Task statement:
Write out every record below exactly as given. Leave the pictures out.

(Dataset excerpts)
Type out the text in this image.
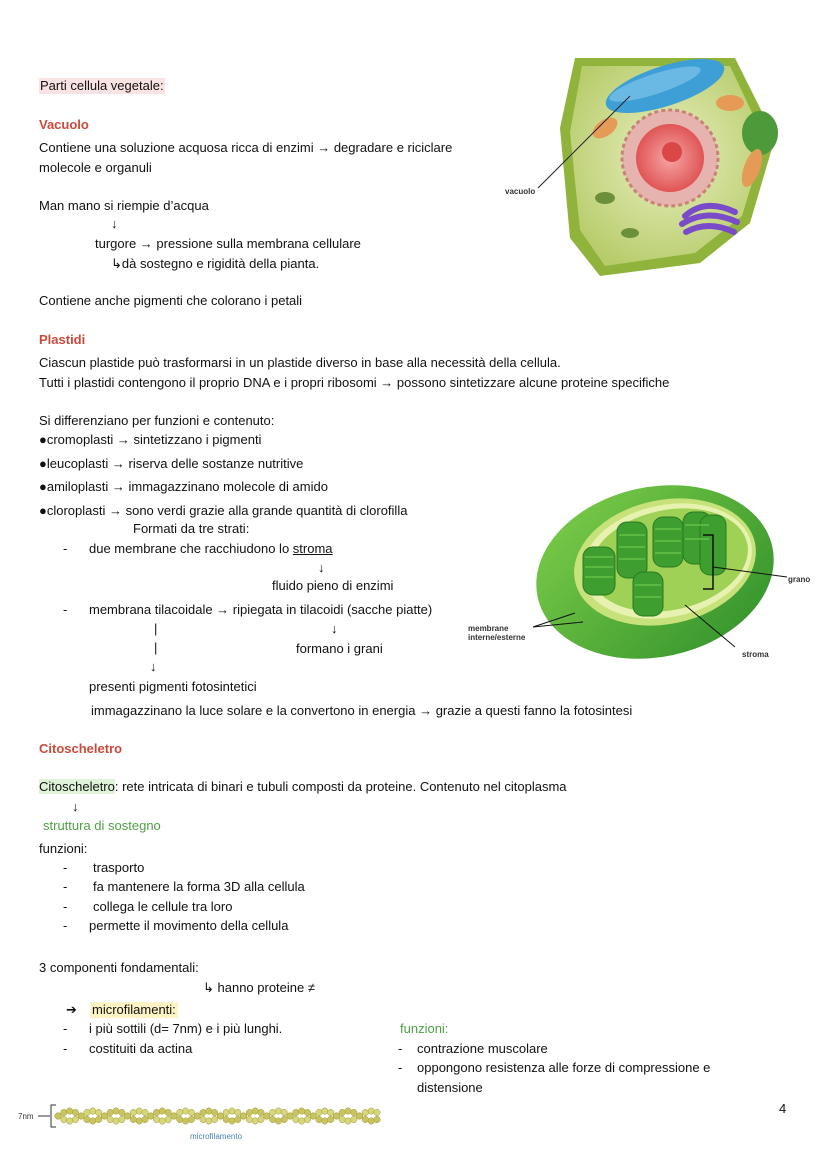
Parti cellula vegetale:
Vacuolo
Contiene una soluzione acquosa ricca di enzimi → degradare e riciclare
molecole e organuli
Man mano si riempie d’acqua
↓
turgore → pressione sulla membrana cellulare
↳dà sostegno e rigidità della pianta.
Contiene anche pigmenti che colorano i petali
vacuolo
Plastidi
Ciascun plastide può trasformarsi in un plastide diverso in base alla necessità della cellula.
Tutti i plastidi contengono il proprio DNA e i propri ribosomi → possono sintetizzare alcune proteine specifiche
Si differenziano per funzioni e contenuto:
●cromoplasti → sintetizzano i pigmenti
●leucoplasti → riserva delle sostanze nutritive
●amiloplasti → immagazzinano molecole di amido
●cloroplasti → sono verdi grazie alla grande quantità di clorofilla
Formati da tre strati:
- due membrane che racchiudono lo stroma
↓
fluido pieno di enzimi
- membrana tilacoidale → ripiegata in tilacoidi (sacche piatte)
|	↓
|	formano i grani
↓
presenti pigmenti fotosintetici
immagazzinano la luce solare e la convertono in energia → grazie a questi fanno la fotosintesi
grano
membrane
interne/esterne
stroma
Citoscheletro
Citoscheletro: rete intricata di binari e tubuli composti da proteine. Contenuto nel citoplasma
↓
struttura di sostegno
funzioni:
- trasporto
- fa mantenere la forma 3D alla cellula
- collega le cellule tra loro
- permette il movimento della cellula
3 componenti fondamentali:
↳ hanno proteine ≠
➔ microfilamenti:
- i più sottili (d= 7nm) e i più lunghi.
- costituiti da actina
funzioni:
- contrazione muscolare
- oppongono resistenza alle forze di compressione e
distensione
7nm
microfilamento
4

Answer to this problem:
Type out the text in this image.
Parti cellula vegetale:
Vacuolo
Contiene una soluzione acquosa ricca di enzimi → degradare e riciclare
molecole e organuli
Man mano si riempie d’acqua
↓
turgore → pressione sulla membrana cellulare
↳dà sostegno e rigidità della pianta.
Contiene anche pigmenti che colorano i petali
vacuolo
Plastidi
Ciascun plastide può trasformarsi in un plastide diverso in base alla necessità della cellula.
Tutti i plastidi contengono il proprio DNA e i propri ribosomi → possono sintetizzare alcune proteine specifiche
Si differenziano per funzioni e contenuto:
●cromoplasti → sintetizzano i pigmenti
●leucoplasti → riserva delle sostanze nutritive
●amiloplasti → immagazzinano molecole di amido
●cloroplasti → sono verdi grazie alla grande quantità di clorofilla
Formati da tre strati:
- due membrane che racchiudono lo stroma
↓
fluido pieno di enzimi
- membrana tilacoidale → ripiegata in tilacoidi (sacche piatte)
|	↓
|	formano i grani
↓
presenti pigmenti fotosintetici
immagazzinano la luce solare e la convertono in energia → grazie a questi fanno la fotosintesi
grano
membrane
interne/esterne
stroma
Citoscheletro
Citoscheletro: rete intricata di binari e tubuli composti da proteine. Contenuto nel citoplasma
↓
struttura di sostegno
funzioni:
- trasporto
- fa mantenere la forma 3D alla cellula
- collega le cellule tra loro
- permette il movimento della cellula
3 componenti fondamentali:
↳ hanno proteine ≠
➔ microfilamenti:
- i più sottili (d= 7nm) e i più lunghi.
- costituiti da actina
funzioni:
- contrazione muscolare
- oppongono resistenza alle forze di compressione e
distensione
7nm
microfilamento
4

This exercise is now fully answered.